__Assignment__. Every line in the records below that holds the word "name" is to be copied.
----
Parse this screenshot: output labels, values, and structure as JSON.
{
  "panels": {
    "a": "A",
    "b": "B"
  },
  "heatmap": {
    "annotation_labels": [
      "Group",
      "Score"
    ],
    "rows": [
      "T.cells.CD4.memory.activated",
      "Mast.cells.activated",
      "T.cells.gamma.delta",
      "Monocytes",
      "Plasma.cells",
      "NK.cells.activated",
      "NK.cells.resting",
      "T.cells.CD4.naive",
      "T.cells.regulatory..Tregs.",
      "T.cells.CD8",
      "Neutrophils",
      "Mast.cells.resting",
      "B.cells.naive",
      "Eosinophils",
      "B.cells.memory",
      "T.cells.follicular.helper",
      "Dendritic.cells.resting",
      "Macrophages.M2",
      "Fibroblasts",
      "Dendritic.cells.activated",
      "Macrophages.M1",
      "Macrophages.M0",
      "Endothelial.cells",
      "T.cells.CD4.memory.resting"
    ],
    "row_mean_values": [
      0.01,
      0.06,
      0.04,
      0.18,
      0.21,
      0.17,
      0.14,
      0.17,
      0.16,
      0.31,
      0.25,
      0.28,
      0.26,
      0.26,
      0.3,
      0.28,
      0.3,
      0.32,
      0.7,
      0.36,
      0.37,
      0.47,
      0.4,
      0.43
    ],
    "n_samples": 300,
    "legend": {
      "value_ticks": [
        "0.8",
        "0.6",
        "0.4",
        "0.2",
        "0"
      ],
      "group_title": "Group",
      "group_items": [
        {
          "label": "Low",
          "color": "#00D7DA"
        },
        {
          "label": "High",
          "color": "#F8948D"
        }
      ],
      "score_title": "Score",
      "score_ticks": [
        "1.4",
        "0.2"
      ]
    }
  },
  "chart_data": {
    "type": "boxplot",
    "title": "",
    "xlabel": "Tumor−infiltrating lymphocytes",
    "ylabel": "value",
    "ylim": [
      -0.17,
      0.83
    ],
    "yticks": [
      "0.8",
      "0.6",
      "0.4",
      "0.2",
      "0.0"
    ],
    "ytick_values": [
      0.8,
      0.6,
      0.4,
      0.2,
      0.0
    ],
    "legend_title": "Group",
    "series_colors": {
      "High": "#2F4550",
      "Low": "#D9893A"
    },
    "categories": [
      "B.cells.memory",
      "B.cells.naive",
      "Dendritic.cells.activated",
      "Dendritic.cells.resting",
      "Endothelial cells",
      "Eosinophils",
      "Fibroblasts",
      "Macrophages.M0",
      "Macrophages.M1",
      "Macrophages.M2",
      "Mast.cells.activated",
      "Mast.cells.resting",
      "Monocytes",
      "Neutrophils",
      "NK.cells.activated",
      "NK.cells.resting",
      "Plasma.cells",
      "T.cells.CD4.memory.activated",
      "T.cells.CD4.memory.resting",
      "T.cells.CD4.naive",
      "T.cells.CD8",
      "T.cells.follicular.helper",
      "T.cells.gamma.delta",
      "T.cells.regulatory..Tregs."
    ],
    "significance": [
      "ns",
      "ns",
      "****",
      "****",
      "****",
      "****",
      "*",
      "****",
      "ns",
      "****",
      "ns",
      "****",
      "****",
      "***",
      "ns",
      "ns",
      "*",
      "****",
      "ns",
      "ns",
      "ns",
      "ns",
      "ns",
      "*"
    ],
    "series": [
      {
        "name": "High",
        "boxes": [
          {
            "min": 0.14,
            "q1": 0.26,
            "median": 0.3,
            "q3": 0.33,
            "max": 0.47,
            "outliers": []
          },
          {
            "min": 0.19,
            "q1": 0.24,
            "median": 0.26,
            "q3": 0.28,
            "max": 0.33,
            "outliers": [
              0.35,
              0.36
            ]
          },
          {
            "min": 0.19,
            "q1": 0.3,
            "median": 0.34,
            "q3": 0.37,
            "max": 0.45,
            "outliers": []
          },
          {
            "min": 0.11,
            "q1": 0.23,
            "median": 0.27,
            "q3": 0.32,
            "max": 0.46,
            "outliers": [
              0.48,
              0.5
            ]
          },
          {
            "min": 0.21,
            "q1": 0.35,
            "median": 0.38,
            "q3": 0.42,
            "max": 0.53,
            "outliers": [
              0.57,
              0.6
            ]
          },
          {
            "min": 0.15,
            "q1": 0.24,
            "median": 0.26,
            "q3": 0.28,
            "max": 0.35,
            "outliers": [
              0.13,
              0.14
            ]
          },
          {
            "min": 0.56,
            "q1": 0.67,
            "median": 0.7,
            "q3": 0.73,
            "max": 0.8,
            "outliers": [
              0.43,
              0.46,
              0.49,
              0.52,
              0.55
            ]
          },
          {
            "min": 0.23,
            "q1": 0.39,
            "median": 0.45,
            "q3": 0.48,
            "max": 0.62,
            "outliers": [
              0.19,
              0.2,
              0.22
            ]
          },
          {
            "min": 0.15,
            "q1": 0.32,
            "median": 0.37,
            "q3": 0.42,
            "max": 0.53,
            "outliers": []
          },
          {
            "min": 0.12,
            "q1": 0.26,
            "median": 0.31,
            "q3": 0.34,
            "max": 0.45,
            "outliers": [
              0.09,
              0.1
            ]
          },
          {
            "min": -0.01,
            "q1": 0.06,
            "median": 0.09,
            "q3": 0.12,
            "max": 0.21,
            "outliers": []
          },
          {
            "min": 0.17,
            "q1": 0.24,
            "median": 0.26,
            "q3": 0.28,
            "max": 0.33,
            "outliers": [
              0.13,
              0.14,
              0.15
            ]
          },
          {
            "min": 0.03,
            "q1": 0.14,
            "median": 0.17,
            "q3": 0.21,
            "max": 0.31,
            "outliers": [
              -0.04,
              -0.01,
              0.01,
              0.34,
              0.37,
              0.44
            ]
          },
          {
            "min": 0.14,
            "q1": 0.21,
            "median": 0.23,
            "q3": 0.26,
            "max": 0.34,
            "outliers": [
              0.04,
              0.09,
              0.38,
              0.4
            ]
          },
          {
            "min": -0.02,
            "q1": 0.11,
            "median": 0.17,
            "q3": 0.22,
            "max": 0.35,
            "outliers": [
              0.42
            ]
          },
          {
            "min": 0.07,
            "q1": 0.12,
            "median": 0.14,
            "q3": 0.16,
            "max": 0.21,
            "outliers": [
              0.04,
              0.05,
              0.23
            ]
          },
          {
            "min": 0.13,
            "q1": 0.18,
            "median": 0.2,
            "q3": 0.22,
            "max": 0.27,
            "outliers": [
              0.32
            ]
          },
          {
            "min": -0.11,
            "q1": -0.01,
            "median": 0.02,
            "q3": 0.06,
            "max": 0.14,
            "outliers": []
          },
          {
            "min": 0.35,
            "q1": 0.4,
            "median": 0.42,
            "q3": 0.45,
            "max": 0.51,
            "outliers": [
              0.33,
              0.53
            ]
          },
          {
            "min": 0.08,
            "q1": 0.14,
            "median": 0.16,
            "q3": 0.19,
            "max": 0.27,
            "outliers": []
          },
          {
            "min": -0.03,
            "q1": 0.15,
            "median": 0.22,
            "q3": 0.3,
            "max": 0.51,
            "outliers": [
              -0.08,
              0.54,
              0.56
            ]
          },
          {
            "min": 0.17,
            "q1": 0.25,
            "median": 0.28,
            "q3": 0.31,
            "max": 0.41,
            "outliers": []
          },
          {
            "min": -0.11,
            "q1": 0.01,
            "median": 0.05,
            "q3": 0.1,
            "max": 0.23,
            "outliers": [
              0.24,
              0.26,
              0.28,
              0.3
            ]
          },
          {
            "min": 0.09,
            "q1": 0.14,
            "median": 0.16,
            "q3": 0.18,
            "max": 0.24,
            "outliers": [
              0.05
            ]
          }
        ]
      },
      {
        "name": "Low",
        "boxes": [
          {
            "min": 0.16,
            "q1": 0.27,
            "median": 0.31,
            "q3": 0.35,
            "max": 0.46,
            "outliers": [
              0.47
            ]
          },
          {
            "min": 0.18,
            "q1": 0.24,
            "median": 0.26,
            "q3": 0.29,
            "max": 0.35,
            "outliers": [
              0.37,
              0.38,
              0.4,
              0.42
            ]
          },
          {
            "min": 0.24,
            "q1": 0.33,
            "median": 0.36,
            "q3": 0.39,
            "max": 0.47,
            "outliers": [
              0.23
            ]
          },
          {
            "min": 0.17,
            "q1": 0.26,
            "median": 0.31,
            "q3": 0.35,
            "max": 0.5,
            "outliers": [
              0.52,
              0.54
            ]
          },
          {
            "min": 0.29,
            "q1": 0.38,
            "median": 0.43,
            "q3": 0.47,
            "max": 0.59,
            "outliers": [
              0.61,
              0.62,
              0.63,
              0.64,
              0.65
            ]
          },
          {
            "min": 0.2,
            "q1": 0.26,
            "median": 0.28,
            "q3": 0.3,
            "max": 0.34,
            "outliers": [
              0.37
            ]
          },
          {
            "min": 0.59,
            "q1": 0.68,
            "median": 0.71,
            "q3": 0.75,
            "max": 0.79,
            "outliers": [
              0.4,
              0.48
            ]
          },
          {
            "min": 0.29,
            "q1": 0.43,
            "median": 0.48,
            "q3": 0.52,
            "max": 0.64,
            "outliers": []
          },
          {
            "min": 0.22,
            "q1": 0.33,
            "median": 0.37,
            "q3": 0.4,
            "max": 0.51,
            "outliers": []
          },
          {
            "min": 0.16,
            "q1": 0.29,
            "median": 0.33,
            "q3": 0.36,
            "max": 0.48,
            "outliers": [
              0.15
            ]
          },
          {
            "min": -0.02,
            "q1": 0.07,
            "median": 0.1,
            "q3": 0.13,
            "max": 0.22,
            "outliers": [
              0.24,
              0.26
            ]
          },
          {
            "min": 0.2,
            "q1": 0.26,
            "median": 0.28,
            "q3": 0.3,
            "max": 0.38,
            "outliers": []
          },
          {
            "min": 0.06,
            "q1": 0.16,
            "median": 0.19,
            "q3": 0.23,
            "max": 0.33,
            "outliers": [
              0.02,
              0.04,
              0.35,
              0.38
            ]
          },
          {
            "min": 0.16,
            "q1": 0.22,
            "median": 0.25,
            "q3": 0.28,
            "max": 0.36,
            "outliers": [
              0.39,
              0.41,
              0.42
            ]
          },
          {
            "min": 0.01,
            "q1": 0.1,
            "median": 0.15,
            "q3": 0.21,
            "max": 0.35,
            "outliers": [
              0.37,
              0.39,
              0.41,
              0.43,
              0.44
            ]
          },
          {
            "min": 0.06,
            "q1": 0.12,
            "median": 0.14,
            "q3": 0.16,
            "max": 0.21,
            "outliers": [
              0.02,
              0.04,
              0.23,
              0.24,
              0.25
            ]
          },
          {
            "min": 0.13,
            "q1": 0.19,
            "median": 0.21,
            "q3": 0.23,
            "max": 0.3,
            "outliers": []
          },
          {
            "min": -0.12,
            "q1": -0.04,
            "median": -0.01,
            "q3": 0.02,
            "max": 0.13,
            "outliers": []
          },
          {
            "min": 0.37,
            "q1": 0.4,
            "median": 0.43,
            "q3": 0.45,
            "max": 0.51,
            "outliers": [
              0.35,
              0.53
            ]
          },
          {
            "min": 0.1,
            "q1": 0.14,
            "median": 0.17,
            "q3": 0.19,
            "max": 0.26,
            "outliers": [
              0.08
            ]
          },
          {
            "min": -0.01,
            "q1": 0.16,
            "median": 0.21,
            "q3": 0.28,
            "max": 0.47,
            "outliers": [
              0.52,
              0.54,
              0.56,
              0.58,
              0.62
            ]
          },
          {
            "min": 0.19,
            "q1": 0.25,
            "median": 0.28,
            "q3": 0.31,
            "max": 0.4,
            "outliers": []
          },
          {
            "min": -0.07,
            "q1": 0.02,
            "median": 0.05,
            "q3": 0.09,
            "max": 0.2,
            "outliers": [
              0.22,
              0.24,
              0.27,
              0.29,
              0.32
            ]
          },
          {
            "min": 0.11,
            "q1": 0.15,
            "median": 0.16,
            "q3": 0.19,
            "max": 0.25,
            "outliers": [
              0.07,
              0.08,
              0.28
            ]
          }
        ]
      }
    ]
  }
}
----
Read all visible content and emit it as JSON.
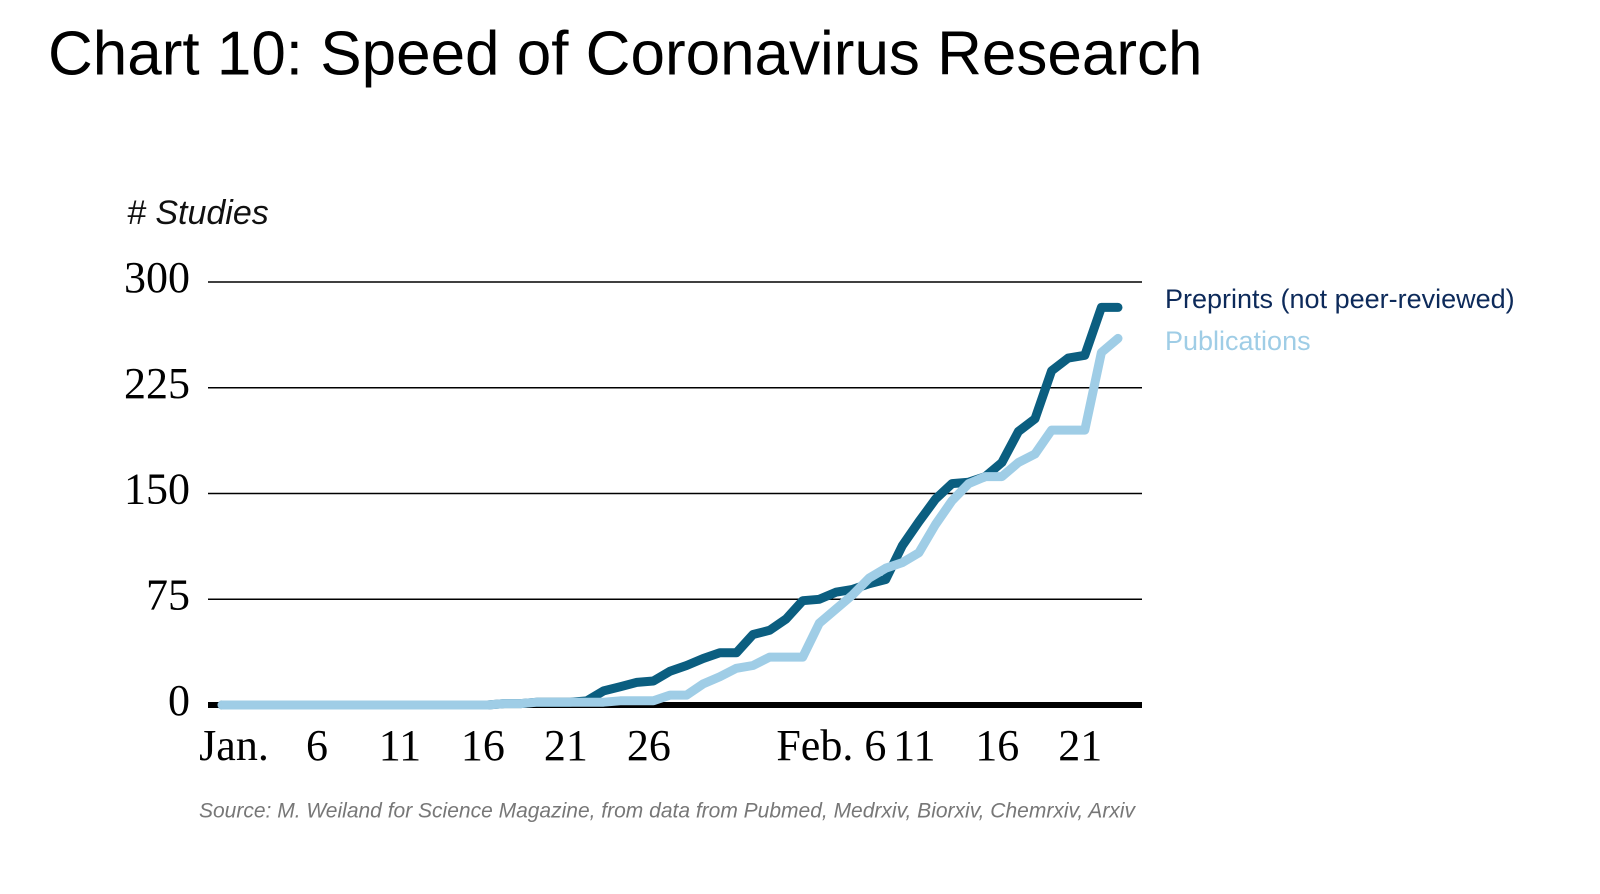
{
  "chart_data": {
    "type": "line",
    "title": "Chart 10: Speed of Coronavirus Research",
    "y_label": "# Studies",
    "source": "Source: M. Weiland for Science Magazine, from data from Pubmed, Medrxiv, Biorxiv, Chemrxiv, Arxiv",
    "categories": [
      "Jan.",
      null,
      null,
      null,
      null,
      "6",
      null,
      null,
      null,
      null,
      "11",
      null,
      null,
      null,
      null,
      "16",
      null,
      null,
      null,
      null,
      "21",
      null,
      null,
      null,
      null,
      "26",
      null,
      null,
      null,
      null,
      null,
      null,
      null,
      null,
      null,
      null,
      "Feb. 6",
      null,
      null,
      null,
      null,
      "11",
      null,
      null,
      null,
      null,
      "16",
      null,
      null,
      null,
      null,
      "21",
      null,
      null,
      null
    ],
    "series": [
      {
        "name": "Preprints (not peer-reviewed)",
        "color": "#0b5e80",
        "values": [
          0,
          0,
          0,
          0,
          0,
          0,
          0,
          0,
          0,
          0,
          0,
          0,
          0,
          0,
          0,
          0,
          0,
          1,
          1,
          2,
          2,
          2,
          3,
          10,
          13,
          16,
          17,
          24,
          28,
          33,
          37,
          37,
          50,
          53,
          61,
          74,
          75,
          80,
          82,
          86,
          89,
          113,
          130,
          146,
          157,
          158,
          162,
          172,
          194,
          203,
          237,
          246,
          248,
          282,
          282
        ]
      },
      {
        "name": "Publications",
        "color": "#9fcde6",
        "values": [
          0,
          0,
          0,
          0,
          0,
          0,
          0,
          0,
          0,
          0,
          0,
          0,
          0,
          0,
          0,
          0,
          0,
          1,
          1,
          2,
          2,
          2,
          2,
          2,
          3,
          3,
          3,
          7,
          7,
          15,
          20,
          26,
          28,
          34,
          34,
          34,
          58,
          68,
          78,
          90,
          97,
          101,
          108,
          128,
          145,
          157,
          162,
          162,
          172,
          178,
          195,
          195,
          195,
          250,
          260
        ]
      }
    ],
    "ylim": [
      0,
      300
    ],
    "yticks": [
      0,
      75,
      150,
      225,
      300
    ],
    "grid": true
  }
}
----
__Answer to this task__.
        "name": "High",
        "name": "Low",
        "name": "Preprints (not peer-reviewed)",
        "name": "Publications",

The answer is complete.